Copy out each line of the data holding "JSON".

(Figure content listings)
━━━
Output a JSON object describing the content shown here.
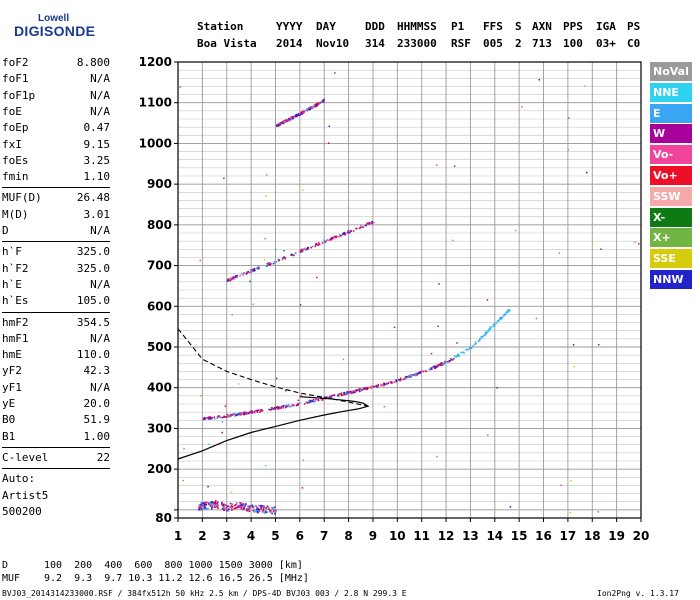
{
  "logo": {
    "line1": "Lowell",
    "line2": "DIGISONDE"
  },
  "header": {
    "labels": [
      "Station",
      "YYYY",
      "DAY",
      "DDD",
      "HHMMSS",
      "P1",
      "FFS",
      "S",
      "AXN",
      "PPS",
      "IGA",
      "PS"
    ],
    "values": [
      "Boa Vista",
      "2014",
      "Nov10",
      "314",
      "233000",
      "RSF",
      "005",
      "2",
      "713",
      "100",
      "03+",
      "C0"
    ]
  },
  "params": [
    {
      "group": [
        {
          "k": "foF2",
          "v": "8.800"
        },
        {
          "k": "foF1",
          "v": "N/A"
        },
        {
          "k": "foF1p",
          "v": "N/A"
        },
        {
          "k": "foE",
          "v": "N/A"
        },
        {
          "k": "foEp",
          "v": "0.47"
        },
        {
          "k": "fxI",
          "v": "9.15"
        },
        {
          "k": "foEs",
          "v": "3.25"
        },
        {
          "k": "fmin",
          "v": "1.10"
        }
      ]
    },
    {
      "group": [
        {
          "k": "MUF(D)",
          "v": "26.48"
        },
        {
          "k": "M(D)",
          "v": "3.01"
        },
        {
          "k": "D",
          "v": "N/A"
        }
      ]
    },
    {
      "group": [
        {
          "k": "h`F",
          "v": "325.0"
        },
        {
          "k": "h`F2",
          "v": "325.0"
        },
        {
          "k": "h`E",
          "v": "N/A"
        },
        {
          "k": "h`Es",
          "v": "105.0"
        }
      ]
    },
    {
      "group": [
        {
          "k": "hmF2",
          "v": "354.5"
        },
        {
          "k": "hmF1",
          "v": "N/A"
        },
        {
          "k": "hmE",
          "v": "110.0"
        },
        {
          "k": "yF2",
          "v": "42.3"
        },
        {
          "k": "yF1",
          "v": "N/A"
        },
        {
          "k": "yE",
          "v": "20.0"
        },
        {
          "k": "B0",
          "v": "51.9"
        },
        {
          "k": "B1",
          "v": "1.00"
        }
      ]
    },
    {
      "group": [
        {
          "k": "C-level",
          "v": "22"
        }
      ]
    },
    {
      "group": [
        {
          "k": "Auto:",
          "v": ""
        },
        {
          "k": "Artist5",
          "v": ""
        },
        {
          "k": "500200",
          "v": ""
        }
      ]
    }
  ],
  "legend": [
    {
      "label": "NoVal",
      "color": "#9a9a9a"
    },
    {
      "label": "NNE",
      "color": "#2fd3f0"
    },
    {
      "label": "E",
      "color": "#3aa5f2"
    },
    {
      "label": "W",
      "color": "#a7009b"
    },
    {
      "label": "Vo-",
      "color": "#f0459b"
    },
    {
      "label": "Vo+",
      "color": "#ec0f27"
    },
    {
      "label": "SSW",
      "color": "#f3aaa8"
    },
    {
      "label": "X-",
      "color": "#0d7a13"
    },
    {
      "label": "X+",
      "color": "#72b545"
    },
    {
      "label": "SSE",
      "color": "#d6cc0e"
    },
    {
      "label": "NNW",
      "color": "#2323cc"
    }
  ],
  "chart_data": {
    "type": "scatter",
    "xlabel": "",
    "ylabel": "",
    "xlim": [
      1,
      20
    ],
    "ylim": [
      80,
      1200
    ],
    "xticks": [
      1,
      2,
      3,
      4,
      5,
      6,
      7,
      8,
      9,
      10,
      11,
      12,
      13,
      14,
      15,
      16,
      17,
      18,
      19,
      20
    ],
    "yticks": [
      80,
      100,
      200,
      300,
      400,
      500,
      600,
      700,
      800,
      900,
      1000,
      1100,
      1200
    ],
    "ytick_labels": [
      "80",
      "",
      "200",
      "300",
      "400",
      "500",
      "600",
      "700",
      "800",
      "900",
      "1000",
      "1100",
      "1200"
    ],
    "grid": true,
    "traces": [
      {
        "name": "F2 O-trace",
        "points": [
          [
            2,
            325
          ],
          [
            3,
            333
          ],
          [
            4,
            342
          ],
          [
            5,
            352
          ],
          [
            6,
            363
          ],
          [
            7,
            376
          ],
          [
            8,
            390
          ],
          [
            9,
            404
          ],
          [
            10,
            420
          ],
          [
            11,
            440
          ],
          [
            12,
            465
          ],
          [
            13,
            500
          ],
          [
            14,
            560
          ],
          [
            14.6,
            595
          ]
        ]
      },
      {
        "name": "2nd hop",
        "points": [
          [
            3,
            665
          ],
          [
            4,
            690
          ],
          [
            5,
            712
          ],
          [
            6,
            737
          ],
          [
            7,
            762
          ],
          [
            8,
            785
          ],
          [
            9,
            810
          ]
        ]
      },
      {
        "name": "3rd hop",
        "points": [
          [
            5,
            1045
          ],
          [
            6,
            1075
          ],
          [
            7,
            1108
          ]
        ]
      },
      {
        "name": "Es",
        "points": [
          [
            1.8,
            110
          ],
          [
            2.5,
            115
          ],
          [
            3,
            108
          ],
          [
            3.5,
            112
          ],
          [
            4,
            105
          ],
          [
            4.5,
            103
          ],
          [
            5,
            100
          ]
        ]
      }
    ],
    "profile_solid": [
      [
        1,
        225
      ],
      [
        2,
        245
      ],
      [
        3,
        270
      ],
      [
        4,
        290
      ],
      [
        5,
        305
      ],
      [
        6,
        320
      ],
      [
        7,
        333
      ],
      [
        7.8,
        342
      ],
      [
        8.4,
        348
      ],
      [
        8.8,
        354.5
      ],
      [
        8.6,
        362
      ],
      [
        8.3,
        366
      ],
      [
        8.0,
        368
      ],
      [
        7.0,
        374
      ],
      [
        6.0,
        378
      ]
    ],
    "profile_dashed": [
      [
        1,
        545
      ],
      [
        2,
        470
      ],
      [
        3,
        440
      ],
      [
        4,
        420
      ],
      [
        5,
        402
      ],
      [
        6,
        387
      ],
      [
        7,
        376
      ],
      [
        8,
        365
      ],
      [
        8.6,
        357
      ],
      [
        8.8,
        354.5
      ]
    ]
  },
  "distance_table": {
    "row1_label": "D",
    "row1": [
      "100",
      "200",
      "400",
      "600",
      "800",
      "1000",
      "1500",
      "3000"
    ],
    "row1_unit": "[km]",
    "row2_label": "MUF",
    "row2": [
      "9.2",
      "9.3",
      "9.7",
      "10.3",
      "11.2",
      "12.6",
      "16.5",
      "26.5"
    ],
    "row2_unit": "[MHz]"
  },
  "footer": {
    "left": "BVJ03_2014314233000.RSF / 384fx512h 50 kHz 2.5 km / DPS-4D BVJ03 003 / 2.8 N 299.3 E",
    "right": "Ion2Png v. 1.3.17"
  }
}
━━━
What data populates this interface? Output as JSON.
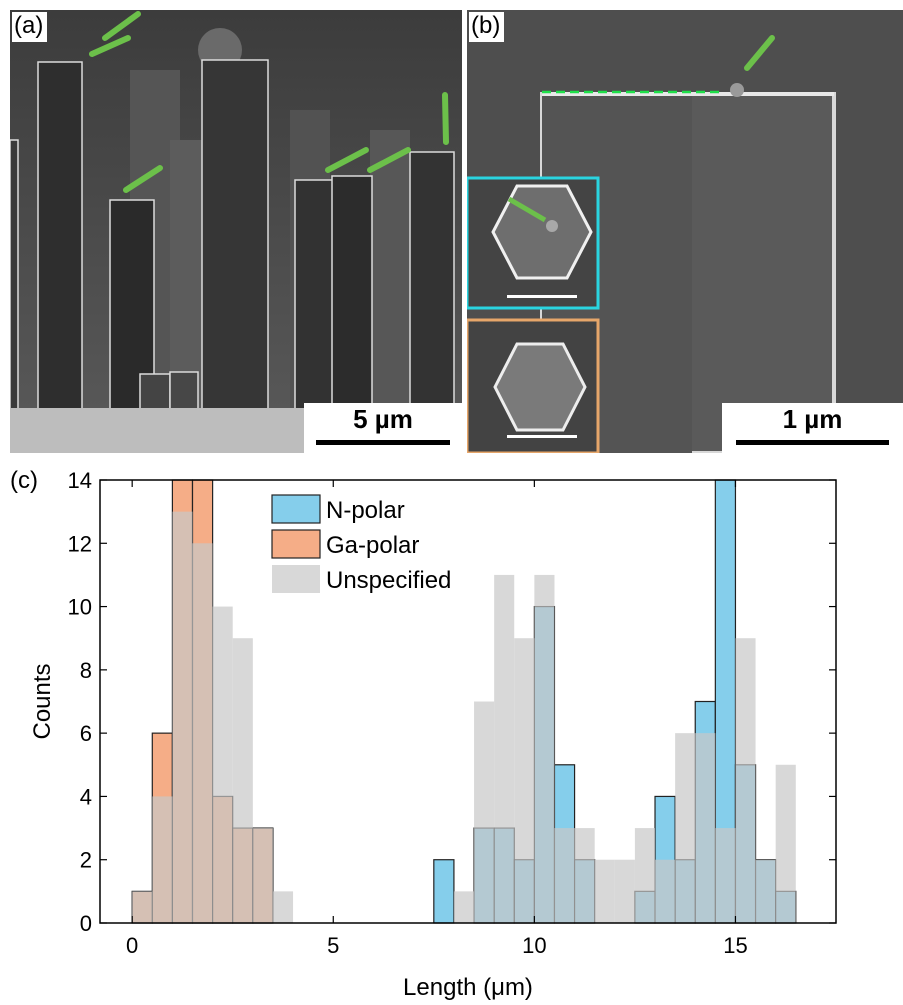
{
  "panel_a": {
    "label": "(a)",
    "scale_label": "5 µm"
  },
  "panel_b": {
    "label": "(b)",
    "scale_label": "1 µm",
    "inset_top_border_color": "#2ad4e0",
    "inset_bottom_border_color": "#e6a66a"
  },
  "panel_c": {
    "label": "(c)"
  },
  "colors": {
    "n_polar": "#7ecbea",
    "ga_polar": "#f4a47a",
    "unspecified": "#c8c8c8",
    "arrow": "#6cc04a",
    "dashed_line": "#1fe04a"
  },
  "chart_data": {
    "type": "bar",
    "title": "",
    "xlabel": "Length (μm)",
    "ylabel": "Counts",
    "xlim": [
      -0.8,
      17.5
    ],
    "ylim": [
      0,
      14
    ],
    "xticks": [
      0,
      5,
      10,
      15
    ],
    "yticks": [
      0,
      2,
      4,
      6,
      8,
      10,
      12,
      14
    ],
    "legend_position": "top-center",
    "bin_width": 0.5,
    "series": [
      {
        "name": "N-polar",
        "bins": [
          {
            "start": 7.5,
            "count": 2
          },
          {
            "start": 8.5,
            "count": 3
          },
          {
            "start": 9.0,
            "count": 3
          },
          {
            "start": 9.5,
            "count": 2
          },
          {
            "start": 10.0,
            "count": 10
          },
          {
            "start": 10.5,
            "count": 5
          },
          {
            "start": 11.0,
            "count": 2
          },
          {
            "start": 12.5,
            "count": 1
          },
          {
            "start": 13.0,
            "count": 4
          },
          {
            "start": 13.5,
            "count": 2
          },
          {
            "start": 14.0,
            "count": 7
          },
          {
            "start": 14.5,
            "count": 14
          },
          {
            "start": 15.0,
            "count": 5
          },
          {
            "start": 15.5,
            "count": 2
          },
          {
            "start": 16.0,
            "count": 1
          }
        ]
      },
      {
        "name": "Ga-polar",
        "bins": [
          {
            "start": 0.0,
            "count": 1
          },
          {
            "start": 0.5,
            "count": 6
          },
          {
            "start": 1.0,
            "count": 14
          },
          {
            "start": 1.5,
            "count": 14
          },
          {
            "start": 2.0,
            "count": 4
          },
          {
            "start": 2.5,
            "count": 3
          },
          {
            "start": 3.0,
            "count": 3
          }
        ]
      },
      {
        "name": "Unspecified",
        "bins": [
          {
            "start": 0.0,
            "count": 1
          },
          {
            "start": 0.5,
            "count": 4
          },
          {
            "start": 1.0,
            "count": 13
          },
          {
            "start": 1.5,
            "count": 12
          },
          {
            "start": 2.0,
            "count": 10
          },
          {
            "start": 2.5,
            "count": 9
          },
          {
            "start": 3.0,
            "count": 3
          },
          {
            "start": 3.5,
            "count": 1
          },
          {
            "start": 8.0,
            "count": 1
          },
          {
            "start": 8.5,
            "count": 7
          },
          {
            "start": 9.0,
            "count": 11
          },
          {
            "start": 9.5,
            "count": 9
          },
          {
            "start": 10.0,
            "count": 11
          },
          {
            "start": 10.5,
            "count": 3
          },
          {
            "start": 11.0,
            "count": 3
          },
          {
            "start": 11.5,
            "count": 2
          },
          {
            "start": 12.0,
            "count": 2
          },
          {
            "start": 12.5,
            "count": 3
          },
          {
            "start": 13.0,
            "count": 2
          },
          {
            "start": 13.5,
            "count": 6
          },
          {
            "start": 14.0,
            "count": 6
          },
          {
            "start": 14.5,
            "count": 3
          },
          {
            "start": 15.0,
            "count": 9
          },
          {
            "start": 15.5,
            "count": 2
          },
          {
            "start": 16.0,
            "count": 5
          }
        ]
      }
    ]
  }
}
━━━
[Correct output]
Output a JSON object describing the content shown here.
What data populates this interface? Output as JSON.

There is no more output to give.